======== Provided data ========

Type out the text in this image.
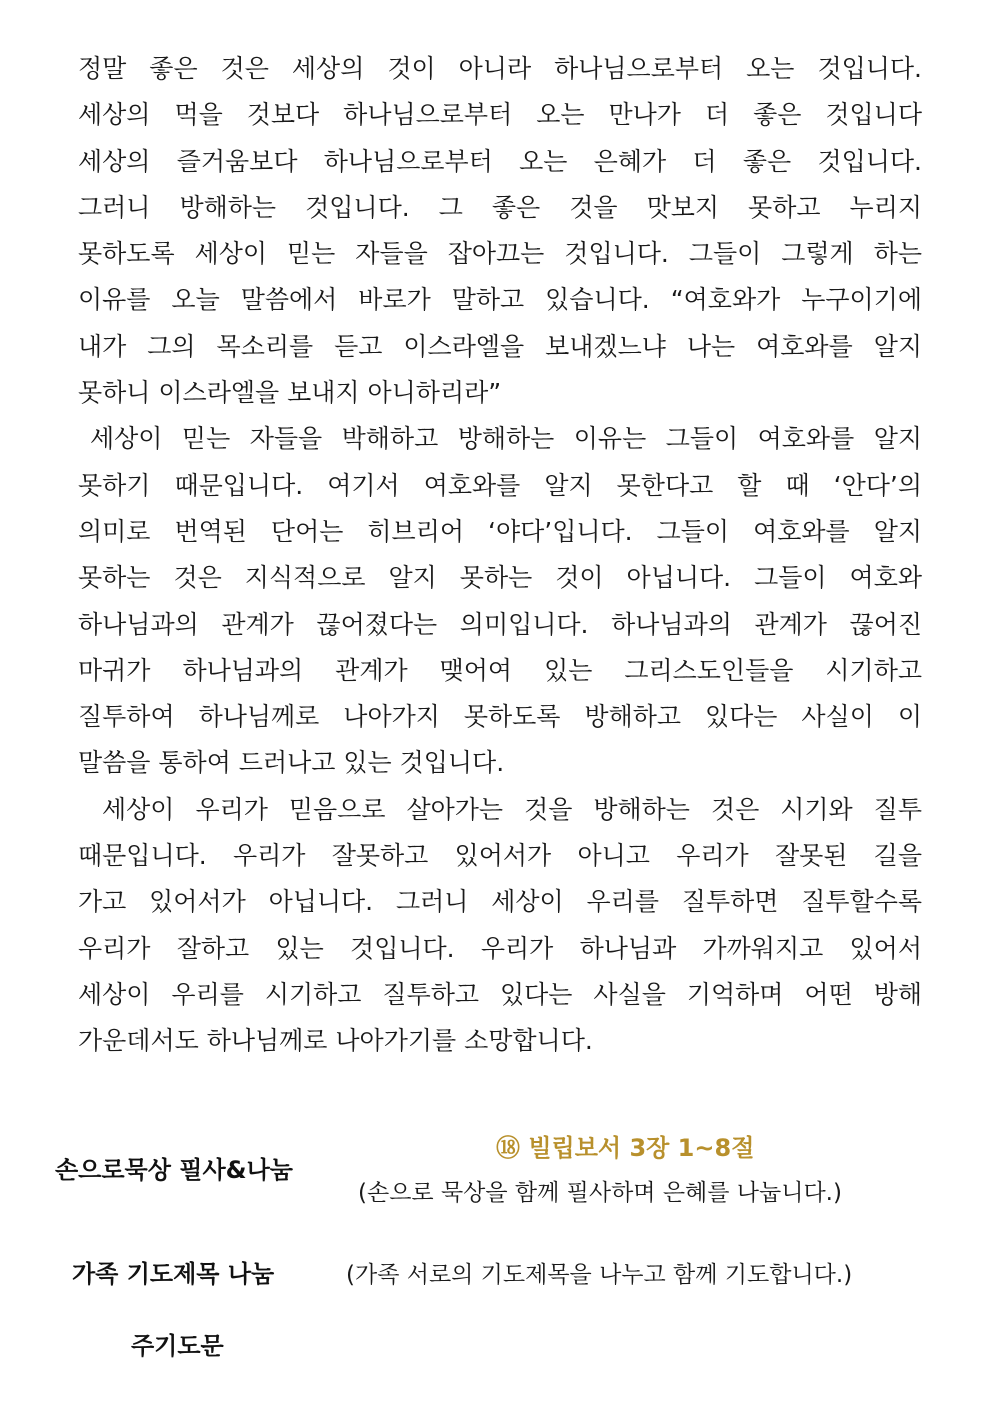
정말 좋은 것은 세상의 것이 아니라 하나님으로부터 오는 것입니다.
세상의 먹을 것보다 하나님으로부터 오는 만나가 더 좋은 것입니다
세상의 즐거움보다 하나님으로부터 오는 은혜가 더 좋은 것입니다.
그러니 방해하는 것입니다. 그 좋은 것을 맛보지 못하고 누리지
못하도록 세상이 믿는 자들을 잡아끄는 것입니다. 그들이 그렇게 하는
이유를 오늘 말씀에서 바로가 말하고 있습니다. “여호와가 누구이기에
내가 그의 목소리를 듣고 이스라엘을 보내겠느냐 나는 여호와를 알지
못하니 이스라엘을 보내지 아니하리라”
세상이 믿는 자들을 박해하고 방해하는 이유는 그들이 여호와를 알지
못하기 때문입니다. 여기서 여호와를 알지 못한다고 할 때 ‘안다’의
의미로 번역된 단어는 히브리어 ‘야다’입니다. 그들이 여호와를 알지
못하는 것은 지식적으로 알지 못하는 것이 아닙니다. 그들이 여호와
하나님과의 관계가 끊어졌다는 의미입니다. 하나님과의 관계가 끊어진
마귀가 하나님과의 관계가 맺어여 있는 그리스도인들을 시기하고
질투하여 하나님께로 나아가지 못하도록 방해하고 있다는 사실이 이
말씀을 통하여 드러나고 있는 것입니다.
세상이 우리가 믿음으로 살아가는 것을 방해하는 것은 시기와 질투
때문입니다. 우리가 잘못하고 있어서가 아니고 우리가 잘못된 길을
가고 있어서가 아닙니다. 그러니 세상이 우리를 질투하면 질투할수록
우리가 잘하고 있는 것입니다. 우리가 하나님과 가까워지고 있어서
세상이 우리를 시기하고 질투하고 있다는 사실을 기억하며 어떤 방해
가운데서도 하나님께로 나아가기를 소망합니다.
손으로묵상 필사&나눔
⑱ 빌립보서 3장 1~8절
(손으로 묵상을 함께 필사하며 은혜를 나눕니다.)
가족 기도제목 나눔	(가족 서로의 기도제목을 나누고 함께 기도합니다.)
주기도문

========

Leave every image out, and retype the material exactly.

• _Solution to the problem_
Type out the text in this image.
정말 좋은 것은 세상의 것이 아니라 하나님으로부터 오는 것입니다.
세상의 먹을 것보다 하나님으로부터 오는 만나가 더 좋은 것입니다
세상의 즐거움보다 하나님으로부터 오는 은혜가 더 좋은 것입니다.
그러니 방해하는 것입니다. 그 좋은 것을 맛보지 못하고 누리지
못하도록 세상이 믿는 자들을 잡아끄는 것입니다. 그들이 그렇게 하는
이유를 오늘 말씀에서 바로가 말하고 있습니다. “여호와가 누구이기에
내가 그의 목소리를 듣고 이스라엘을 보내겠느냐 나는 여호와를 알지
못하니 이스라엘을 보내지 아니하리라”
세상이 믿는 자들을 박해하고 방해하는 이유는 그들이 여호와를 알지
못하기 때문입니다. 여기서 여호와를 알지 못한다고 할 때 ‘안다’의
의미로 번역된 단어는 히브리어 ‘야다’입니다. 그들이 여호와를 알지
못하는 것은 지식적으로 알지 못하는 것이 아닙니다. 그들이 여호와
하나님과의 관계가 끊어졌다는 의미입니다. 하나님과의 관계가 끊어진
마귀가 하나님과의 관계가 맺어여 있는 그리스도인들을 시기하고
질투하여 하나님께로 나아가지 못하도록 방해하고 있다는 사실이 이
말씀을 통하여 드러나고 있는 것입니다.
세상이 우리가 믿음으로 살아가는 것을 방해하는 것은 시기와 질투
때문입니다. 우리가 잘못하고 있어서가 아니고 우리가 잘못된 길을
가고 있어서가 아닙니다. 그러니 세상이 우리를 질투하면 질투할수록
우리가 잘하고 있는 것입니다. 우리가 하나님과 가까워지고 있어서
세상이 우리를 시기하고 질투하고 있다는 사실을 기억하며 어떤 방해
가운데서도 하나님께로 나아가기를 소망합니다.
손으로묵상 필사&나눔
⑱ 빌립보서 3장 1~8절
(손으로 묵상을 함께 필사하며 은혜를 나눕니다.)
가족 기도제목 나눔	(가족 서로의 기도제목을 나누고 함께 기도합니다.)
주기도문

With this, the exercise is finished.